◆ **Problem requirements**:
In the listing below, locate the lines bearing the word "JSON". Copy every one of them.

◆ **Task inputs**:
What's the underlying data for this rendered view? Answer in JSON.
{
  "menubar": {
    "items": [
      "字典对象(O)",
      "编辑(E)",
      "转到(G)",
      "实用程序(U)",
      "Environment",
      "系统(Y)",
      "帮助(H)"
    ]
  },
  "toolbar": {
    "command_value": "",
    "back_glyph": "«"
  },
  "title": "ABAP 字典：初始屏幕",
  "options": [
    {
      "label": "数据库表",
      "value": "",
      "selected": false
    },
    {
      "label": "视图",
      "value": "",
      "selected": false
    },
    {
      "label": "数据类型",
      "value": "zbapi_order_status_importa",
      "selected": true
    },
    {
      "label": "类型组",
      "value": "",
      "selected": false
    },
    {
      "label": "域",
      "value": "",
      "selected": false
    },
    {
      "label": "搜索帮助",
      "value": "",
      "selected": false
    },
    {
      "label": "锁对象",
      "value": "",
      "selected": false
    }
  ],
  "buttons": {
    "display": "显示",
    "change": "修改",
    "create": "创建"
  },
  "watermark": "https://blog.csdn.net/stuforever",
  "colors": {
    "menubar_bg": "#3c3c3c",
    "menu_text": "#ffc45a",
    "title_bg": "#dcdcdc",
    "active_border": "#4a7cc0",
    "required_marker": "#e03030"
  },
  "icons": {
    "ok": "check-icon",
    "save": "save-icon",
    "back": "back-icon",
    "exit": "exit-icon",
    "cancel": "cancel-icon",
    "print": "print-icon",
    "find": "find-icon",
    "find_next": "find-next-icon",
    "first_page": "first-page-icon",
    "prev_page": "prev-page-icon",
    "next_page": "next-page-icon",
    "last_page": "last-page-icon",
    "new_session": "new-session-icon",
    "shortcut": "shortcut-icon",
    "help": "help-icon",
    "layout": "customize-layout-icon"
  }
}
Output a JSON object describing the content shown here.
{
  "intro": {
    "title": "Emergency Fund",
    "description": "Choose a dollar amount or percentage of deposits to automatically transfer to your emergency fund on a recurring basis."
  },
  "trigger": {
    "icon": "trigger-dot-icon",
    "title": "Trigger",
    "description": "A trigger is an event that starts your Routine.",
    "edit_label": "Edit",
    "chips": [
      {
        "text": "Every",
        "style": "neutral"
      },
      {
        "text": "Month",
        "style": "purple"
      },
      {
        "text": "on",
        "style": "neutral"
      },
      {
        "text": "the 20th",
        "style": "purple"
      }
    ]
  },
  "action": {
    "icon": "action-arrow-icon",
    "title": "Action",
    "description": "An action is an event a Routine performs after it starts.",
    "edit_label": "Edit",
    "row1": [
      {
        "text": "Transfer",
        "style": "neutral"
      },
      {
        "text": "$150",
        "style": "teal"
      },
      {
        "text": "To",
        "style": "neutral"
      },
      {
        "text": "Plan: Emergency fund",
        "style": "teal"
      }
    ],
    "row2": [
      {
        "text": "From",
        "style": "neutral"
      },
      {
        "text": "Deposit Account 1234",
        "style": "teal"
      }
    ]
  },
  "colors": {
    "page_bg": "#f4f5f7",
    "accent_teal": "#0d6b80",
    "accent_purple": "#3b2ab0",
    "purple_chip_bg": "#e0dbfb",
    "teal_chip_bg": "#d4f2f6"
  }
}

==

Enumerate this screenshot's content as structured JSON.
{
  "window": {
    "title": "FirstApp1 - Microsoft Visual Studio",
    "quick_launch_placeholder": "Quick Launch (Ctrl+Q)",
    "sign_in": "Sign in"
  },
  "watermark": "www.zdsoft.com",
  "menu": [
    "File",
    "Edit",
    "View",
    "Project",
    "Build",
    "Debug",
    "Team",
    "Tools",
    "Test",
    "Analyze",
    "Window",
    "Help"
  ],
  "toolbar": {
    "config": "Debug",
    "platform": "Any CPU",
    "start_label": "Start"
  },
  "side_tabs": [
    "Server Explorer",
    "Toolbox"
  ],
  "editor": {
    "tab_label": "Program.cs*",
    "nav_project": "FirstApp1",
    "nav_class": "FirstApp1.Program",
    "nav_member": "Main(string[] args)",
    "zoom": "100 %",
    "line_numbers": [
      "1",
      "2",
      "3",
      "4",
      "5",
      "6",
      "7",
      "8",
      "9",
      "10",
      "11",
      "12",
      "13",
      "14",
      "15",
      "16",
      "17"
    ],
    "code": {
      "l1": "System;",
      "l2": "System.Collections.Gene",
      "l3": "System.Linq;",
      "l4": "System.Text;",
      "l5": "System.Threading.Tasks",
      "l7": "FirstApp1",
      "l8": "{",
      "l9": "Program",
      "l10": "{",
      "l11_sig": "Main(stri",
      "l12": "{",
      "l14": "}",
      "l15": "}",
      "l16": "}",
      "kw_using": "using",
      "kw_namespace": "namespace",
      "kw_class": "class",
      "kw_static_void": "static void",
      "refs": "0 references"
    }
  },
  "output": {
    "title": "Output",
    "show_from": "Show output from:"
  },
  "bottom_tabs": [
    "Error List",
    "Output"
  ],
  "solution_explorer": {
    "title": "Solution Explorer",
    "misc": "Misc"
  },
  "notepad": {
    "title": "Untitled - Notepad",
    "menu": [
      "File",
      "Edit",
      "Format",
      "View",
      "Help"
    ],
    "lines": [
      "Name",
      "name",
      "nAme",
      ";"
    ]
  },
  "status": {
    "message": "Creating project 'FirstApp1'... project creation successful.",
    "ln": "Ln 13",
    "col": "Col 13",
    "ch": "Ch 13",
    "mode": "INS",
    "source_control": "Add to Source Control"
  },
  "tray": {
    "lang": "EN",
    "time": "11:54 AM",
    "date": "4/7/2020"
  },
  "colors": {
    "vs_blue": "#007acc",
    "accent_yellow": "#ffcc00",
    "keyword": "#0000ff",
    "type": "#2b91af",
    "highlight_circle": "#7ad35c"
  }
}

◆ **In response**:
What's the underlying data for this rendered view? Answer in JSON.
Output a JSON object describing the content shown here.
Enumerate this screenshot's content as structured JSON.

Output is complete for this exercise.